STATED GOAL
Lines that contain the string "content" are to be copied; leave out all others.

TASK DATA
----------------------------------------

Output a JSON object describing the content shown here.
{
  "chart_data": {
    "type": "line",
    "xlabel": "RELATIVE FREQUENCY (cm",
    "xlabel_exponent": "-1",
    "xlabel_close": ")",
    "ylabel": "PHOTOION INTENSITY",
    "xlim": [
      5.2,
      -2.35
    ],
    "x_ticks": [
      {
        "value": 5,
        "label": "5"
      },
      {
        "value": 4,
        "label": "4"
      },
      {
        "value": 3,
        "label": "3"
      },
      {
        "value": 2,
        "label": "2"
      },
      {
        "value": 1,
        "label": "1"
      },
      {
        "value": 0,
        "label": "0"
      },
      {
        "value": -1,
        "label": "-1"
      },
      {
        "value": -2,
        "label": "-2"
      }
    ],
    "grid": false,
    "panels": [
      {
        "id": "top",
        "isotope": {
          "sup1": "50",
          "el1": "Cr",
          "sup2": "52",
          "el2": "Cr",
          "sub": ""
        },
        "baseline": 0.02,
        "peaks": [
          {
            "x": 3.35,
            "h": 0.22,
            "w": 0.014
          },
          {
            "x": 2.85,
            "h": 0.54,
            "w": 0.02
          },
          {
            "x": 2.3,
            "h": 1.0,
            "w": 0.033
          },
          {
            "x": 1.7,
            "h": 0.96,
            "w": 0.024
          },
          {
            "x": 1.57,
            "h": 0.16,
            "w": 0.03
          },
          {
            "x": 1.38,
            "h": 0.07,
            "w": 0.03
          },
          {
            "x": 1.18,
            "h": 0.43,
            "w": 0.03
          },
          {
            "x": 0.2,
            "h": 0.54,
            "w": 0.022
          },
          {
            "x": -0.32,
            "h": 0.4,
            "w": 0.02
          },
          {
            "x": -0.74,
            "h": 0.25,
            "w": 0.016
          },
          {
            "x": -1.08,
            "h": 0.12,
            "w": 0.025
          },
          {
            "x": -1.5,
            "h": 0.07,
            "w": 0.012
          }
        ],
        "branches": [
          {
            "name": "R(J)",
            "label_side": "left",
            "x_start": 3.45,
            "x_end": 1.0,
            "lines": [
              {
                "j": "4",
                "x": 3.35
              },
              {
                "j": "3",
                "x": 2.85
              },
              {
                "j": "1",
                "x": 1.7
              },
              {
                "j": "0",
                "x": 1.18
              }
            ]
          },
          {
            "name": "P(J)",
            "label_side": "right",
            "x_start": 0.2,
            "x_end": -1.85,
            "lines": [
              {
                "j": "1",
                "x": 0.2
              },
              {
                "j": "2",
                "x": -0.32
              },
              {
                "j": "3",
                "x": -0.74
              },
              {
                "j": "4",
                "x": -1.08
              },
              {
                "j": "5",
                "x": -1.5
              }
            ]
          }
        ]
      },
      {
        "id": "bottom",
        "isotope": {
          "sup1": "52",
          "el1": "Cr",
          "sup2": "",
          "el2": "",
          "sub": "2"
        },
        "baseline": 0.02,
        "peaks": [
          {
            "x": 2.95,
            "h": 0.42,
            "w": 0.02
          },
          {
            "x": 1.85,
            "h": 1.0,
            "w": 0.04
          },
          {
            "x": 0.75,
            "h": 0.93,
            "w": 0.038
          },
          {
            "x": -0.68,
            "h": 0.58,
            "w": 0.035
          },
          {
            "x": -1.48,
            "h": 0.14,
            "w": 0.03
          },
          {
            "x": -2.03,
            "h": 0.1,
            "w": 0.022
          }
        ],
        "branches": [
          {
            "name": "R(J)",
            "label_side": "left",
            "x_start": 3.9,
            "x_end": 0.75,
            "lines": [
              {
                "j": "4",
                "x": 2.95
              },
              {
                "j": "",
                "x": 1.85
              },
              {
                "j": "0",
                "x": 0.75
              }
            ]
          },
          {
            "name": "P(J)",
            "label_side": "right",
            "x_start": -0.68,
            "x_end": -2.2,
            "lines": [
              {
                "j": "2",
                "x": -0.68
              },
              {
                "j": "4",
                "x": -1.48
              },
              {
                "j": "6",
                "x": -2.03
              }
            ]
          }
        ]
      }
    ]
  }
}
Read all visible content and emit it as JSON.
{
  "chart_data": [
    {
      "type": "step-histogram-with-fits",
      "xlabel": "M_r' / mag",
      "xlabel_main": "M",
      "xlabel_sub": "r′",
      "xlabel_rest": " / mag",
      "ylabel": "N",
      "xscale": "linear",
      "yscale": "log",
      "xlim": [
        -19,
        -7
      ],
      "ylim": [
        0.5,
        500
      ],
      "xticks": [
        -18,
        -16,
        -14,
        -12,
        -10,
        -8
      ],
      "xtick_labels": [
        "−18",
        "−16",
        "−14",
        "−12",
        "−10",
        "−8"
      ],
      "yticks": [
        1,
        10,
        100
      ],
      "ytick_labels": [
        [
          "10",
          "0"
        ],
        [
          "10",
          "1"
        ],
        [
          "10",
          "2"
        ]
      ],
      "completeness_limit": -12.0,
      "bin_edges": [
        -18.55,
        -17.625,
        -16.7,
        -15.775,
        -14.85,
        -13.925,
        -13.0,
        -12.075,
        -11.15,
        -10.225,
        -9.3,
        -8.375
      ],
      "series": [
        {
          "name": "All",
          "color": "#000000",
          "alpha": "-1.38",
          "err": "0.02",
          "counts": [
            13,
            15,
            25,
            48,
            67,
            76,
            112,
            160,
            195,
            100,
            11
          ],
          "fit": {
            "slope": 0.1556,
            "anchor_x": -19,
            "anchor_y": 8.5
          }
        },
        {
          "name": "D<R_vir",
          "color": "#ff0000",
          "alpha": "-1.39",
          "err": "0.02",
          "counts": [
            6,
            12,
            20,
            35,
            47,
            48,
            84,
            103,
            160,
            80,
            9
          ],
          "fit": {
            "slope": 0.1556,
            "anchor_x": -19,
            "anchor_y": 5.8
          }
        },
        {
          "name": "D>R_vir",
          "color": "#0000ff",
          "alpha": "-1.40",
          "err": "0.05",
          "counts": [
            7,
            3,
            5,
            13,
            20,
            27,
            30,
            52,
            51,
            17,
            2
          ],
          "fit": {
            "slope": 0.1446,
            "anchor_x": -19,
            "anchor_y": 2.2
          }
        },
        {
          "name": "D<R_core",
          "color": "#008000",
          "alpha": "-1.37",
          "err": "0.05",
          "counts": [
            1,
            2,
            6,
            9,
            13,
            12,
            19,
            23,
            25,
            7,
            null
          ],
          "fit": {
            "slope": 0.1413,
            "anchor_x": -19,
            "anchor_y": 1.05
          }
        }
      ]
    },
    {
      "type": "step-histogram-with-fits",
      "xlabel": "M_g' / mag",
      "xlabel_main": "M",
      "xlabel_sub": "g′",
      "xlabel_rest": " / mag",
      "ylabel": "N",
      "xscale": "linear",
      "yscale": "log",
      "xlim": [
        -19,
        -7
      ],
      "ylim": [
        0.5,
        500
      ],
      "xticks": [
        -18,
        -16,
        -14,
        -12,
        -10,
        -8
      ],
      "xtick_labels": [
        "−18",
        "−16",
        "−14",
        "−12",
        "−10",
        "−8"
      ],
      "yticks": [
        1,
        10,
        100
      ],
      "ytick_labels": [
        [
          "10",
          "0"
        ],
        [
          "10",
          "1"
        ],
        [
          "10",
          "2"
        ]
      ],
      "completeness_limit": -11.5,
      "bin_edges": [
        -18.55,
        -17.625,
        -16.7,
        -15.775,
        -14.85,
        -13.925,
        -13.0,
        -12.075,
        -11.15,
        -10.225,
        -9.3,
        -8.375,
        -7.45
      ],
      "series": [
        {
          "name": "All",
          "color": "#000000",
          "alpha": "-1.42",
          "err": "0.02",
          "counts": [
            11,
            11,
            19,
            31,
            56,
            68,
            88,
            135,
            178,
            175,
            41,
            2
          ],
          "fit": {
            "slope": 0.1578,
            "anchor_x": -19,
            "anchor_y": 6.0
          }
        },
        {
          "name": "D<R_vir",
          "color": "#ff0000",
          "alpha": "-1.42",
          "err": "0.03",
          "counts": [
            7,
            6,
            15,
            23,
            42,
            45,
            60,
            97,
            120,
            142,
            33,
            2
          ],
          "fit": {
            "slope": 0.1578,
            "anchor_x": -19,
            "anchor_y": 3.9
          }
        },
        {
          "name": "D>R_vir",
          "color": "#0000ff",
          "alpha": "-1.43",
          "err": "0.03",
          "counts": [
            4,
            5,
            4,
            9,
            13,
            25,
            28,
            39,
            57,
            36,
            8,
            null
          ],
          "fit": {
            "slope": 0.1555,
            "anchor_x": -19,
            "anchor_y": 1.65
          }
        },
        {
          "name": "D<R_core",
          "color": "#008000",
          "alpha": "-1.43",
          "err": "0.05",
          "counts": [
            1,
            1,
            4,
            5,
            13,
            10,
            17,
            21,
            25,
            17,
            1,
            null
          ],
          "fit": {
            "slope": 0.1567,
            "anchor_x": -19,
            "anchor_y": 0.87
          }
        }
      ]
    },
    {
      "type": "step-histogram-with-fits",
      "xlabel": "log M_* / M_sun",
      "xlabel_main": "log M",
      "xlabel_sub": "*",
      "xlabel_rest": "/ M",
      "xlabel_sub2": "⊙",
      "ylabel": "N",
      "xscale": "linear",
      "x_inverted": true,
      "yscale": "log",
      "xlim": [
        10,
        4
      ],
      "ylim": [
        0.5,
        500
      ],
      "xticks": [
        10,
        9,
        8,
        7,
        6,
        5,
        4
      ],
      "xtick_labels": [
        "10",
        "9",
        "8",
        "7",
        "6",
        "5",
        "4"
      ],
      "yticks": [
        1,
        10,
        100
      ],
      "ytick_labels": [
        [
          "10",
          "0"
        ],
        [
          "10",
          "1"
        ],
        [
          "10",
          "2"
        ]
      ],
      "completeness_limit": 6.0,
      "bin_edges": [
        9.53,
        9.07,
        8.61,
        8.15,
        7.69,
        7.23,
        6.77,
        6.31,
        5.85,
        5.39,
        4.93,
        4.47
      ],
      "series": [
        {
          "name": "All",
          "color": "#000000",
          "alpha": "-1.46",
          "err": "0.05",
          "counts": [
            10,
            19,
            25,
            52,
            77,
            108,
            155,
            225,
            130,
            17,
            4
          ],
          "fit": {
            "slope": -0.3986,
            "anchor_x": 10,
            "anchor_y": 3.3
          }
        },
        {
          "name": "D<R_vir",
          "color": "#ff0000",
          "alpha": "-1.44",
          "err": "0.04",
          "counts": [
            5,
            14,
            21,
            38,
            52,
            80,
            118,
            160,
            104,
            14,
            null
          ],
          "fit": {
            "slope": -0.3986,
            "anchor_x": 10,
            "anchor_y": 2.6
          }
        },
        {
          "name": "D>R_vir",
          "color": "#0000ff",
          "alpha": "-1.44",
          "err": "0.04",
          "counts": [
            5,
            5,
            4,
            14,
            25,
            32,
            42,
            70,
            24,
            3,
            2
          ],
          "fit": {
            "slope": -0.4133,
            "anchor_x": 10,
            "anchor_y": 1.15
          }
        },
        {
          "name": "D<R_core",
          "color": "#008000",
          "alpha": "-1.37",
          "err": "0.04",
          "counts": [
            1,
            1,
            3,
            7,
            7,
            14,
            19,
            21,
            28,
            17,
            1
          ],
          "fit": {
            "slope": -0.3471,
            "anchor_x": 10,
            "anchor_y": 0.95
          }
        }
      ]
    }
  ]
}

----------------------------------------

REPLY TO THE TASK
Output a JSON object describing the content shown here.
Read all visible content and emit it as JSON.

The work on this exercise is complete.